### Records provided

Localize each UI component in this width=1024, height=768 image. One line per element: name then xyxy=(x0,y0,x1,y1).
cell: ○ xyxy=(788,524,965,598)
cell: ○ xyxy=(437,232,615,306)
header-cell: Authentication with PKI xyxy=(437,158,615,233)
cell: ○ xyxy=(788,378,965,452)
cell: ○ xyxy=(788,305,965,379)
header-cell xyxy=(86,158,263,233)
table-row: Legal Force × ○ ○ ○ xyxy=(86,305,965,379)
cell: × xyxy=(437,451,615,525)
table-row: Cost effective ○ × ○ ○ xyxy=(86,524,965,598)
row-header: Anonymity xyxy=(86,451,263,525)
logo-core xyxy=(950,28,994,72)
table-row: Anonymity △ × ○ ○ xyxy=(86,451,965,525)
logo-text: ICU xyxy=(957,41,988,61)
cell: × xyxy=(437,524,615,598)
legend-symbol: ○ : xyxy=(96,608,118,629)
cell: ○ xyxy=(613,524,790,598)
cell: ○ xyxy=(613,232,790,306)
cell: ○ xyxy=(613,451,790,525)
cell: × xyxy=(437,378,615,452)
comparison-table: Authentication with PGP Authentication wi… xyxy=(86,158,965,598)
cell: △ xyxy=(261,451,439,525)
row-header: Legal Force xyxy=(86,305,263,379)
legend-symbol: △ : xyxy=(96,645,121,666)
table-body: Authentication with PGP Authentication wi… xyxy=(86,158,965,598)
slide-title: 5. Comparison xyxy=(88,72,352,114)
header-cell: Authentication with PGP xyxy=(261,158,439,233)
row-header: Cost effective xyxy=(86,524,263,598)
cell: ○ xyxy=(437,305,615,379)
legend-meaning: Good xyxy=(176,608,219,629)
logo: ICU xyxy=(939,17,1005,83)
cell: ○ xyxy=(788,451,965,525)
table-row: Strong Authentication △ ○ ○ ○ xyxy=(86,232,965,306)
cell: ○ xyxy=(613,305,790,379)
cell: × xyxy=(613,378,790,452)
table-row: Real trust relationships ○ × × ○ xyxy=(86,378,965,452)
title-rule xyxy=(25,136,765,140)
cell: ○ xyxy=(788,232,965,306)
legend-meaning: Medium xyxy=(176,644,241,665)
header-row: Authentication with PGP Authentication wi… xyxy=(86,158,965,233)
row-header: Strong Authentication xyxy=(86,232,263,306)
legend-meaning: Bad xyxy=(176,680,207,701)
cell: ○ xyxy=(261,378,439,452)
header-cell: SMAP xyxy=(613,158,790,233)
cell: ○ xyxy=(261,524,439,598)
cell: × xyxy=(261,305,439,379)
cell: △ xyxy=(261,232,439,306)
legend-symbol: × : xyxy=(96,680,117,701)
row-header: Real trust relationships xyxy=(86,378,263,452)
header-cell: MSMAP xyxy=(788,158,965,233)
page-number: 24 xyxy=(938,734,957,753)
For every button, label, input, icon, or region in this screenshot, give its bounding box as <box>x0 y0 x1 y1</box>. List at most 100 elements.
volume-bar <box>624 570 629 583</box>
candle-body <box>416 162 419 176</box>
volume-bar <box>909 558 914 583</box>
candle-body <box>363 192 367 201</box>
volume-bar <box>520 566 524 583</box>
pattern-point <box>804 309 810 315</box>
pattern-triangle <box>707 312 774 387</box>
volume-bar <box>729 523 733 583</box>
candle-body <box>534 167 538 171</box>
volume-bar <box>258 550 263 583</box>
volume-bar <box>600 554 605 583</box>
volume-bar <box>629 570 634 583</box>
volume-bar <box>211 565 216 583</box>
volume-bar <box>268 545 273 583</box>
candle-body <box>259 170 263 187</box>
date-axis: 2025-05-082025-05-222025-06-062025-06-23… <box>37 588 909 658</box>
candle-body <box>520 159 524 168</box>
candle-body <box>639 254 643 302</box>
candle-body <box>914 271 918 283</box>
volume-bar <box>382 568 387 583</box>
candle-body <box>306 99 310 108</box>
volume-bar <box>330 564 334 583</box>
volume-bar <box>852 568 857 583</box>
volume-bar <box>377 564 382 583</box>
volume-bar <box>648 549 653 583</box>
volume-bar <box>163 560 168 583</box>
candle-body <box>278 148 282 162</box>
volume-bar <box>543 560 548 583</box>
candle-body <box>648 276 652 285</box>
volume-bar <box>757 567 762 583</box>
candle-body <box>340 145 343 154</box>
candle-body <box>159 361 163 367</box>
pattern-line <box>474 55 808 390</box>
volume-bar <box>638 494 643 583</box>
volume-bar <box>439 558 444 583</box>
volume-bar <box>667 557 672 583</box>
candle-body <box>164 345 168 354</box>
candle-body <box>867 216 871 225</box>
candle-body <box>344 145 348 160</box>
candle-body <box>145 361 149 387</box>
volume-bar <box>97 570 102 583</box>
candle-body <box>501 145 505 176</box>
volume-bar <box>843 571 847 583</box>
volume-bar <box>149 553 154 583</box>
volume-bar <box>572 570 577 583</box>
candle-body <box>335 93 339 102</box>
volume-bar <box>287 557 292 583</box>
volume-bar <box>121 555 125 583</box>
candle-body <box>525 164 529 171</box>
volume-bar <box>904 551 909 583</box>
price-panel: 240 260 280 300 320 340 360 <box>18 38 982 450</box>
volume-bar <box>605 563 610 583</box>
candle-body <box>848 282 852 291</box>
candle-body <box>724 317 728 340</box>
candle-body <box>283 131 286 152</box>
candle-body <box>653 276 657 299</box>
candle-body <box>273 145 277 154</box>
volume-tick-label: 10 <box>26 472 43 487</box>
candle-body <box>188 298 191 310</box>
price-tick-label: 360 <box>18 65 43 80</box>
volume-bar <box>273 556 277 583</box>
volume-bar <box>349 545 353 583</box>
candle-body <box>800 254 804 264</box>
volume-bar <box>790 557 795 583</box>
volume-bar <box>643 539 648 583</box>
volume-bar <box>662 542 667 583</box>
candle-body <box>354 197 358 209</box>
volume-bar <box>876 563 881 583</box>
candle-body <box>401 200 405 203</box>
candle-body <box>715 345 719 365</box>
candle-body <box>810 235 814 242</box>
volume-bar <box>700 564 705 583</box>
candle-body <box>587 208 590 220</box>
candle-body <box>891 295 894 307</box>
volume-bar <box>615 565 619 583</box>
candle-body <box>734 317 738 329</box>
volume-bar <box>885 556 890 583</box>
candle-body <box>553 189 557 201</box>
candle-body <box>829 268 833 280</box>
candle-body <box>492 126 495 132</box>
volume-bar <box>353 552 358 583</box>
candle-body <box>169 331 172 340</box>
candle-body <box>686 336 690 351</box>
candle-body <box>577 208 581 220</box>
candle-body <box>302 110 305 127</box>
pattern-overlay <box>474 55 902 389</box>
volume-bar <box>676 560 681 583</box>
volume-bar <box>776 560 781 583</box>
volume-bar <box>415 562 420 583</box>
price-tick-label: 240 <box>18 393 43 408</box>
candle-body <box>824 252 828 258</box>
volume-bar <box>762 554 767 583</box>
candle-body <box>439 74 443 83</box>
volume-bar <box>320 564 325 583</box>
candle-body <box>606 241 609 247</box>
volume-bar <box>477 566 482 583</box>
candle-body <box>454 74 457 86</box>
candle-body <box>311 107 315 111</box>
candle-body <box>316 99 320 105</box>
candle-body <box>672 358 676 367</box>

######

Format every line of the material above as a JSON list of strings, one string per line, leaving out blank lines.

[
  "Localize each UI component in this width=1024, height=768 image. One line per element: name then xyxy=(x0,y0,x1,y1).",
  "cell: ○ xyxy=(788,524,965,598)",
  "cell: ○ xyxy=(437,232,615,306)",
  "header-cell: Authentication with PKI xyxy=(437,158,615,233)",
  "cell: ○ xyxy=(788,378,965,452)",
  "cell: ○ xyxy=(788,305,965,379)",
  "header-cell xyxy=(86,158,263,233)",
  "table-row: Legal Force × ○ ○ ○ xyxy=(86,305,965,379)",
  "cell: × xyxy=(437,451,615,525)",
  "table-row: Cost effective ○ × ○ ○ xyxy=(86,524,965,598)",
  "row-header: Anonymity xyxy=(86,451,263,525)",
  "logo-core xyxy=(950,28,994,72)",
  "table-row: Anonymity △ × ○ ○ xyxy=(86,451,965,525)",
  "logo-text: ICU xyxy=(957,41,988,61)",
  "cell: × xyxy=(437,524,615,598)",
  "legend-symbol: ○ : xyxy=(96,608,118,629)",
  "cell: ○ xyxy=(613,524,790,598)",
  "cell: ○ xyxy=(613,232,790,306)",
  "cell: ○ xyxy=(613,451,790,525)",
  "cell: × xyxy=(437,378,615,452)",
  "comparison-table: Authentication with PGP Authentication wi… xyxy=(86,158,965,598)",
  "cell: △ xyxy=(261,451,439,525)",
  "row-header: Legal Force xyxy=(86,305,263,379)",
  "legend-symbol: △ : xyxy=(96,645,121,666)",
  "table-body: Authentication with PGP Authentication wi… xyxy=(86,158,965,598)",
  "slide-title: 5. Comparison xyxy=(88,72,352,114)",
  "header-cell: Authentication with PGP xyxy=(261,158,439,233)",
  "row-header: Cost effective xyxy=(86,524,263,598)",
  "cell: ○ xyxy=(437,305,615,379)",
  "legend-meaning: Good xyxy=(176,608,219,629)",
  "logo: ICU xyxy=(939,17,1005,83)",
  "cell: ○ xyxy=(788,451,965,525)",
  "table-row: Strong Authentication △ ○ ○ ○ xyxy=(86,232,965,306)",
  "cell: ○ xyxy=(613,305,790,379)",
  "cell: × xyxy=(613,378,790,452)",
  "table-row: Real trust relationships ○ × × ○ xyxy=(86,378,965,452)",
  "title-rule xyxy=(25,136,765,140)",
  "cell: ○ xyxy=(788,232,965,306)",
  "legend-meaning: Medium xyxy=(176,644,241,665)",
  "header-row: Authentication with PGP Authentication wi… xyxy=(86,158,965,233)",
  "row-header: Strong Authentication xyxy=(86,232,263,306)",
  "legend-meaning: Bad xyxy=(176,680,207,701)",
  "cell: ○ xyxy=(261,378,439,452)",
  "header-cell: SMAP xyxy=(613,158,790,233)",
  "cell: ○ xyxy=(261,524,439,598)",
  "cell: × xyxy=(261,305,439,379)",
  "cell: △ xyxy=(261,232,439,306)",
  "legend-symbol: × : xyxy=(96,680,117,701)",
  "row-header: Real trust relationships xyxy=(86,378,263,452)",
  "header-cell: MSMAP xyxy=(788,158,965,233)",
  "page-number: 24 xyxy=(938,734,957,753)",
  "For every button, label, input, icon, or region in this screenshot, give its bounding box as <box>x0 y0 x1 y1</box>. List at most 100 elements.",
  "volume-bar <box>624 570 629 583</box>",
  "candle-body <box>416 162 419 176</box>",
  "volume-bar <box>909 558 914 583</box>",
  "candle-body <box>363 192 367 201</box>",
  "volume-bar <box>520 566 524 583</box>",
  "pattern-point <box>804 309 810 315</box>",
  "pattern-triangle <box>707 312 774 387</box>",
  "volume-bar <box>729 523 733 583</box>",
  "candle-body <box>534 167 538 171</box>",
  "volume-bar <box>258 550 263 583</box>",
  "volume-bar <box>600 554 605 583</box>",
  "volume-bar <box>629 570 634 583</box>",
  "volume-bar <box>211 565 216 583</box>",
  "volume-bar <box>268 545 273 583</box>",
  "candle-body <box>259 170 263 187</box>",
  "date-axis: 2025-05-082025-05-222025-06-062025-06-23… <box>37 588 909 658</box>",
  "candle-body <box>520 159 524 168</box>",
  "candle-body <box>639 254 643 302</box>",
  "candle-body <box>914 271 918 283</box>",
  "volume-bar <box>382 568 387 583</box>",
  "candle-body <box>306 99 310 108</box>",
  "volume-bar <box>330 564 334 583</box>",
  "volume-bar <box>852 568 857 583</box>",
  "volume-bar <box>377 564 382 583</box>",
  "volume-bar <box>648 549 653 583</box>",
  "volume-bar <box>163 560 168 583</box>",
  "candle-body <box>278 148 282 162</box>",
  "volume-bar <box>543 560 548 583</box>",
  "candle-body <box>648 276 652 285</box>",
  "volume-bar <box>757 567 762 583</box>",
  "candle-body <box>340 145 343 154</box>",
  "candle-body <box>159 361 163 367</box>",
  "pattern-line <box>474 55 808 390</box>",
  "volume-bar <box>638 494 643 583</box>",
  "volume-bar <box>439 558 444 583</box>",
  "volume-bar <box>667 557 672 583</box>",
  "candle-body <box>164 345 168 354</box>",
  "candle-body <box>867 216 871 225</box>",
  "candle-body <box>344 145 348 160</box>",
  "candle-body <box>145 361 149 387</box>",
  "volume-bar <box>97 570 102 583</box>",
  "candle-body <box>501 145 505 176</box>",
  "volume-bar <box>843 571 847 583</box>",
  "volume-bar <box>149 553 154 583</box>",
  "volume-bar <box>572 570 577 583</box>",
  "candle-body <box>335 93 339 102</box>",
  "volume-bar <box>287 557 292 583</box>",
  "volume-bar <box>121 555 125 583</box>",
  "candle-body <box>525 164 529 171</box>",
  "volume-bar <box>904 551 909 583</box>",
  "price-panel: 240 260 280 300 320 340 360 <box>18 38 982 450</box>",
  "volume-bar <box>605 563 610 583</box>",
  "candle-body <box>848 282 852 291</box>",
  "candle-body <box>724 317 728 340</box>",
  "candle-body <box>283 131 286 152</box>",
  "candle-body <box>653 276 657 299</box>",
  "candle-body <box>273 145 277 154</box>",
  "volume-tick-label: 10 <box>26 472 43 487</box>",
  "candle-body <box>188 298 191 310</box>",
  "price-tick-label: 360 <box>18 65 43 80</box>",
  "volume-bar <box>273 556 277 583</box>",
  "volume-bar <box>349 545 353 583</box>",
  "candle-body <box>800 254 804 264</box>",
  "volume-bar <box>790 557 795 583</box>",
  "volume-bar <box>643 539 648 583</box>",
  "volume-bar <box>662 542 667 583</box>",
  "candle-body <box>354 197 358 209</box>",
  "volume-bar <box>876 563 881 583</box>",
  "candle-body <box>401 200 405 203</box>",
  "candle-body <box>715 345 719 365</box>",
  "candle-body <box>810 235 814 242</box>",
  "volume-bar <box>700 564 705 583</box>",
  "candle-body <box>587 208 590 220</box>",
  "candle-body <box>891 295 894 307</box>",
  "volume-bar <box>615 565 619 583</box>",
  "candle-body <box>734 317 738 329</box>",
  "volume-bar <box>885 556 890 583</box>",
  "candle-body <box>553 189 557 201</box>",
  "candle-body <box>829 268 833 280</box>",
  "candle-body <box>492 126 495 132</box>",
  "volume-bar <box>353 552 358 583</box>",
  "candle-body <box>169 331 172 340</box>",
  "candle-body <box>686 336 690 351</box>",
  "candle-body <box>577 208 581 220</box>",
  "candle-body <box>302 110 305 127</box>",
  "pattern-overlay <box>474 55 902 389</box>",
  "volume-bar <box>676 560 681 583</box>",
  "volume-bar <box>776 560 781 583</box>",
  "volume-bar <box>415 562 420 583</box>",
  "price-tick-label: 240 <box>18 393 43 408</box>",
  "candle-body <box>824 252 828 258</box>",
  "volume-bar <box>762 554 767 583</box>",
  "candle-body <box>439 74 443 83</box>",
  "volume-bar <box>320 564 325 583</box>",
  "candle-body <box>606 241 609 247</box>",
  "volume-bar <box>477 566 482 583</box>",
  "candle-body <box>454 74 457 86</box>",
  "candle-body <box>311 107 315 111</box>",
  "candle-body <box>316 99 320 105</box>",
  "candle-body <box>672 358 676 367</box>"
]